The request:
Filter the lines below, copying only those with the string "Program".

Input records:

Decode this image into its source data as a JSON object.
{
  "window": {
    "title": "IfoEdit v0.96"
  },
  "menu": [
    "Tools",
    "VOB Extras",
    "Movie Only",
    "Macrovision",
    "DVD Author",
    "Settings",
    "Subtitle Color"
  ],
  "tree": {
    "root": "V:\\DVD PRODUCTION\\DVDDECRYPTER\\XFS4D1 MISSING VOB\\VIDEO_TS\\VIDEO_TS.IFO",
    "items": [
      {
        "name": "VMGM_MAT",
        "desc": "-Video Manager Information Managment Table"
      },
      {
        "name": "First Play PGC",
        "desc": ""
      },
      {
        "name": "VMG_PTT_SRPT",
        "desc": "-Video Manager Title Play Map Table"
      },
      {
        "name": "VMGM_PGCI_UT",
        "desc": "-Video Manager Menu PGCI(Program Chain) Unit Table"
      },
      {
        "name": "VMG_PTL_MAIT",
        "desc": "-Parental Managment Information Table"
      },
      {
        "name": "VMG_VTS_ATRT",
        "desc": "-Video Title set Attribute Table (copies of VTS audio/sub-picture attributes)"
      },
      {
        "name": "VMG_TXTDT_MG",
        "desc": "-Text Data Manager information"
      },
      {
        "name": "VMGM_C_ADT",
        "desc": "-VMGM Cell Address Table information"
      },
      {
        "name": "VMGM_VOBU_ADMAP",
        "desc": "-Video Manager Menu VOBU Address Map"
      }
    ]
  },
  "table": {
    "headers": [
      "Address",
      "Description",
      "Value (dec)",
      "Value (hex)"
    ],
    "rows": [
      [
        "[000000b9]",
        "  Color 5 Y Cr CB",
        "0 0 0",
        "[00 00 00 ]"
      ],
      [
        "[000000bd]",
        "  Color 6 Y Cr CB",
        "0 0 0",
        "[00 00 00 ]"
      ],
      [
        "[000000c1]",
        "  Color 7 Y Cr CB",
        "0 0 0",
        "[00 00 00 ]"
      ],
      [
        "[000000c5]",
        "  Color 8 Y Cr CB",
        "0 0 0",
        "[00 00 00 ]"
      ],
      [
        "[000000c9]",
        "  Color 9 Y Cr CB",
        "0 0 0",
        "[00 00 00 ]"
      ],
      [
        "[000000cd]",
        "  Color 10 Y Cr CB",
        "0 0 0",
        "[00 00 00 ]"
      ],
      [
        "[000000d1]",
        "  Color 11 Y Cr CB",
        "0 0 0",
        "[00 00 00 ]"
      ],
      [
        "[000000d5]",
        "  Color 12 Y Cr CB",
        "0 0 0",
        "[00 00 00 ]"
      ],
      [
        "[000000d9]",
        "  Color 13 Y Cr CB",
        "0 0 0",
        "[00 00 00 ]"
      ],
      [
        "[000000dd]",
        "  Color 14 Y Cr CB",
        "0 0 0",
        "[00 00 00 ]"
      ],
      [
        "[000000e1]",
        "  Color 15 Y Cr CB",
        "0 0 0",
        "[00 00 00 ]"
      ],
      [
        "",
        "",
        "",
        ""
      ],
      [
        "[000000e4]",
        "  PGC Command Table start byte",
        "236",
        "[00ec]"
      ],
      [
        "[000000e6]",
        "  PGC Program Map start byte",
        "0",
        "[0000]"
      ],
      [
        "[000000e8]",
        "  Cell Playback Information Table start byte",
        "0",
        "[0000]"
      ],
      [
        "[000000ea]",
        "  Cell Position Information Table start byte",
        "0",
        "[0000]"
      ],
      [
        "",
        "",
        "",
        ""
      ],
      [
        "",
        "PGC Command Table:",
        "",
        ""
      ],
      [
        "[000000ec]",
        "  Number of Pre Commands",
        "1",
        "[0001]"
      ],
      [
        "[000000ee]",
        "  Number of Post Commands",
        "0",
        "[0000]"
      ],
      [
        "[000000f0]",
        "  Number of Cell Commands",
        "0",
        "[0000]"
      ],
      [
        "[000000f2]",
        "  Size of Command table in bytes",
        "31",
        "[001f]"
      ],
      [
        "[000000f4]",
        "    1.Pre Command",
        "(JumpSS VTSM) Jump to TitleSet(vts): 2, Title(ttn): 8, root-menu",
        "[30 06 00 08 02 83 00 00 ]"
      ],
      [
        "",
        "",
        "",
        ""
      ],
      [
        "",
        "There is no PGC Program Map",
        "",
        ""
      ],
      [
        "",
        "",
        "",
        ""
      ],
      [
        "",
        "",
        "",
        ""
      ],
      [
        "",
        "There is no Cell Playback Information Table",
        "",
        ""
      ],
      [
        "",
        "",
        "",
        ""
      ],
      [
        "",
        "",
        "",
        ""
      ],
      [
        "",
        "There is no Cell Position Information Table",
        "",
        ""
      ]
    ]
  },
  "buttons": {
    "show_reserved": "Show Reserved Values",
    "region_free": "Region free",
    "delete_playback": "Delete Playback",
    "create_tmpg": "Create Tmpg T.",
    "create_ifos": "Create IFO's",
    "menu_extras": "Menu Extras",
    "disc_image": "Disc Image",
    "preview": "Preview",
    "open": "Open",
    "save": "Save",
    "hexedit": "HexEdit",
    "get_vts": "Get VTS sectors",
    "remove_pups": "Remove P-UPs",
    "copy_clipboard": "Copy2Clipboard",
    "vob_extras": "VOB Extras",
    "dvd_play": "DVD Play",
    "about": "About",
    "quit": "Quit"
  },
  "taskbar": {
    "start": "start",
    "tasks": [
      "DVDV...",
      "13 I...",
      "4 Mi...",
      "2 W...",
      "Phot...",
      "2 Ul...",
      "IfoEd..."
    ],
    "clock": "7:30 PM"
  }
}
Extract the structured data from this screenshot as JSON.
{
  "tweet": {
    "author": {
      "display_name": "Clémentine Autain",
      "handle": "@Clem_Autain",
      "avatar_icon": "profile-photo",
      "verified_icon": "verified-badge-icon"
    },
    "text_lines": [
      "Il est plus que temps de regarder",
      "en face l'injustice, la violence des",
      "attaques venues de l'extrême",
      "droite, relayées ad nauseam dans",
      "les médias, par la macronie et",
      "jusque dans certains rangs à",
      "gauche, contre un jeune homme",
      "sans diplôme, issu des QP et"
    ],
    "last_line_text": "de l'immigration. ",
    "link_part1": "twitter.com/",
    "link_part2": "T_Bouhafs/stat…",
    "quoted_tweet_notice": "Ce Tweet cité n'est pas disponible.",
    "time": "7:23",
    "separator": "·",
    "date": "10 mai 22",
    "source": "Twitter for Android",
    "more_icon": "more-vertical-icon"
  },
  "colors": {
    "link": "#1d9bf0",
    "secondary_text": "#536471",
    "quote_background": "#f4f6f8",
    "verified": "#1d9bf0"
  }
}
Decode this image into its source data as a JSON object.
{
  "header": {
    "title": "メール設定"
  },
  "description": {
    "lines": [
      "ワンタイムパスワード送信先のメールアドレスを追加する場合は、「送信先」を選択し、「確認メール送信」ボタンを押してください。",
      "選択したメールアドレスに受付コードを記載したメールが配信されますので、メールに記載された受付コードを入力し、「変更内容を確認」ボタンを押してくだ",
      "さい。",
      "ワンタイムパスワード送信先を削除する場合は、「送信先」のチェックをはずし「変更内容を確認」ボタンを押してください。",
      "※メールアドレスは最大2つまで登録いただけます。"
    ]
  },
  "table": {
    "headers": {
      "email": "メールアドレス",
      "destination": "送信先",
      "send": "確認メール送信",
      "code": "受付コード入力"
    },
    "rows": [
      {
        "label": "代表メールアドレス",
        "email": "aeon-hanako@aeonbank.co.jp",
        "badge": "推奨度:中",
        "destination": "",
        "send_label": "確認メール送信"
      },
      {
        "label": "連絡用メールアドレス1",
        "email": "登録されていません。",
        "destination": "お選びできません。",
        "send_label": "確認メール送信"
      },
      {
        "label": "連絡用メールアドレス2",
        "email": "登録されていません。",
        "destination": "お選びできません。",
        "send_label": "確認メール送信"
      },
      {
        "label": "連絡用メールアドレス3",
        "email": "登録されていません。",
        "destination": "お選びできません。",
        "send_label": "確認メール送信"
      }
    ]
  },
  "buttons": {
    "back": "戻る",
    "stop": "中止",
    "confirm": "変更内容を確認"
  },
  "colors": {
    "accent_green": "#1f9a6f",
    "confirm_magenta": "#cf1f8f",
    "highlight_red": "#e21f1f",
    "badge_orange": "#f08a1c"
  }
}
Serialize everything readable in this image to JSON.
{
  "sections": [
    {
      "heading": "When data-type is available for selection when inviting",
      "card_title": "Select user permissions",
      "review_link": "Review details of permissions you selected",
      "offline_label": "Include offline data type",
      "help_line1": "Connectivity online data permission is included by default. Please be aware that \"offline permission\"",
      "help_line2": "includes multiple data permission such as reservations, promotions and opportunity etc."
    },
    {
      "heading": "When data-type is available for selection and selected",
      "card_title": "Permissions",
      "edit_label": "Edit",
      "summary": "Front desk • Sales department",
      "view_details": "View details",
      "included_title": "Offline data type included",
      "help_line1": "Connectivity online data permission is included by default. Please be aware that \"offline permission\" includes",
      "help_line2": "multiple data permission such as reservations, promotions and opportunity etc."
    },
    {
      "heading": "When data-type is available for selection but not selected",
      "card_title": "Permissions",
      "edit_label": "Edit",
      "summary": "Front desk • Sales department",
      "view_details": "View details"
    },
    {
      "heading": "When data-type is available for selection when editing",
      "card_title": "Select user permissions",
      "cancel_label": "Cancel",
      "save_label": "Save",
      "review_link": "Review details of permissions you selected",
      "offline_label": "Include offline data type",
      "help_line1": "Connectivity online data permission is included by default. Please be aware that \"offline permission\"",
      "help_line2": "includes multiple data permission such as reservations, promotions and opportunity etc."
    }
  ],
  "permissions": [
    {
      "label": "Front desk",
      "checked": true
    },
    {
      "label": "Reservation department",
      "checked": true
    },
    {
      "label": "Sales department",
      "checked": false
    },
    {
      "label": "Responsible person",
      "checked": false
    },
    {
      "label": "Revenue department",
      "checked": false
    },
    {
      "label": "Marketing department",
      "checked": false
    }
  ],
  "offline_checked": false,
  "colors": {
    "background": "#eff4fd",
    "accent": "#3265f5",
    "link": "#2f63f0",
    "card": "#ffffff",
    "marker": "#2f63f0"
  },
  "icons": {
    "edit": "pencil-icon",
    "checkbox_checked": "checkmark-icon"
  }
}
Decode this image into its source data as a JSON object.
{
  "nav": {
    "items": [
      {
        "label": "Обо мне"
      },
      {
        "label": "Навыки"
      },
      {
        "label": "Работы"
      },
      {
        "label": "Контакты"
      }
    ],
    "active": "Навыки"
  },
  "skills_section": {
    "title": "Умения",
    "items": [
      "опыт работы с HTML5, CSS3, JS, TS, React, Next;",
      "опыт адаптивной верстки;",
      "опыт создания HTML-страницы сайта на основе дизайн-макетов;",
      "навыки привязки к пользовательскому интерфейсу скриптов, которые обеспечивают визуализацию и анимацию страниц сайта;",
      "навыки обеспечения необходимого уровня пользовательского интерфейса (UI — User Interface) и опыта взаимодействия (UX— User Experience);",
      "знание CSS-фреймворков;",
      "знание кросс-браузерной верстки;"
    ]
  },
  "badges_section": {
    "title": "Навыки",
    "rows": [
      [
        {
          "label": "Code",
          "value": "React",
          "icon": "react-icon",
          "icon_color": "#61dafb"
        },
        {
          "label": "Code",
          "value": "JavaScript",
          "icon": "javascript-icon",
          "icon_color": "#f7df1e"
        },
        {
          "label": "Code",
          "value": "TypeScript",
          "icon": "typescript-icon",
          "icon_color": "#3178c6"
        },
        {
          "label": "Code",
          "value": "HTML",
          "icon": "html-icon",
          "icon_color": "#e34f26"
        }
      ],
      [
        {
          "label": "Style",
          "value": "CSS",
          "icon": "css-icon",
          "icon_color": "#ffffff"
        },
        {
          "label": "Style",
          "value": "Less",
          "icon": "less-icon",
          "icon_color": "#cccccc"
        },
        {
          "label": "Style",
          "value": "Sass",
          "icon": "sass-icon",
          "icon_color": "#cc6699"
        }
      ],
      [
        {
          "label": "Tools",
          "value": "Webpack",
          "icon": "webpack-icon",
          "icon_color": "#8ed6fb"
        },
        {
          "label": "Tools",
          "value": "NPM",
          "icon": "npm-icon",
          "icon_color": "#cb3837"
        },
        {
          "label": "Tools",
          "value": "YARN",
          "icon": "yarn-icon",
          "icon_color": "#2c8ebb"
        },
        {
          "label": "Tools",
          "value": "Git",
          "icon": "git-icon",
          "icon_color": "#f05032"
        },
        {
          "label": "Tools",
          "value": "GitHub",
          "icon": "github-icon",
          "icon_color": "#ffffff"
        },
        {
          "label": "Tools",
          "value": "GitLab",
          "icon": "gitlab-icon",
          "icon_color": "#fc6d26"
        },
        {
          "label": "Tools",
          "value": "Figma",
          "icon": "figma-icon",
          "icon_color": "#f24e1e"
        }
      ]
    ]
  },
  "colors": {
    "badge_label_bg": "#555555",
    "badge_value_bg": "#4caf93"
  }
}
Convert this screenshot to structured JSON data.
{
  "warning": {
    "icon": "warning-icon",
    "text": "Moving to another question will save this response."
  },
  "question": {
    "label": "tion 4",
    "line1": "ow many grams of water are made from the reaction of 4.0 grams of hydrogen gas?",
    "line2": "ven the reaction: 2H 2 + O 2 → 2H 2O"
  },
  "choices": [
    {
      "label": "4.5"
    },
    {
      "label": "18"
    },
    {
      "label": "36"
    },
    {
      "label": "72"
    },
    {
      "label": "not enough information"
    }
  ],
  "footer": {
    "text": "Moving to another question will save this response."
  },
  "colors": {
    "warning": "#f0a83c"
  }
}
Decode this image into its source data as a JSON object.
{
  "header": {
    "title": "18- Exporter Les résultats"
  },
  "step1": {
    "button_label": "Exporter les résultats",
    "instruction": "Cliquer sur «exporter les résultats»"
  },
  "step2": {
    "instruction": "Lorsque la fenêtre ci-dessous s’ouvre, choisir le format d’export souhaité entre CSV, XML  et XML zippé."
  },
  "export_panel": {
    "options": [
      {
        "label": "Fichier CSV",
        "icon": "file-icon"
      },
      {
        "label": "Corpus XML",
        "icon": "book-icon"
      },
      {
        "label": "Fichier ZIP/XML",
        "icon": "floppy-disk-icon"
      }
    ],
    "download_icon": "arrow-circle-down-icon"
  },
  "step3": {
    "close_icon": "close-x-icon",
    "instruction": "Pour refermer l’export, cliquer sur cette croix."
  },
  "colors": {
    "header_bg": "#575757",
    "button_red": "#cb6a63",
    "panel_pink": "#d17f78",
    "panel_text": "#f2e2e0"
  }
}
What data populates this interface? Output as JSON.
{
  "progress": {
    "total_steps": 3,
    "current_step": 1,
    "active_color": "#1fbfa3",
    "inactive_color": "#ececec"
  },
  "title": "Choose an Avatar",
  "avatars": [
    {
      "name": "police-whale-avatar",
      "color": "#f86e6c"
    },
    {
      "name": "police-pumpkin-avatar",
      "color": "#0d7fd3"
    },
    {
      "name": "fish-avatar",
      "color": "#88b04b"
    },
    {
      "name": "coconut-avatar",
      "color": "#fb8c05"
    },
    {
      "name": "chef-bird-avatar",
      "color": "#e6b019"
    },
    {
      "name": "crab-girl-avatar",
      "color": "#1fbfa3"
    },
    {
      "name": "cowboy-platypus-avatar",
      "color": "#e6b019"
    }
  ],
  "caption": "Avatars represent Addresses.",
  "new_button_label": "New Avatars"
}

Final result:
        "desc": "-Video Manager Menu PGCI(Program Chain) Unit Table"
        "  PGC Program Map start byte",
        "There is no PGC Program Map",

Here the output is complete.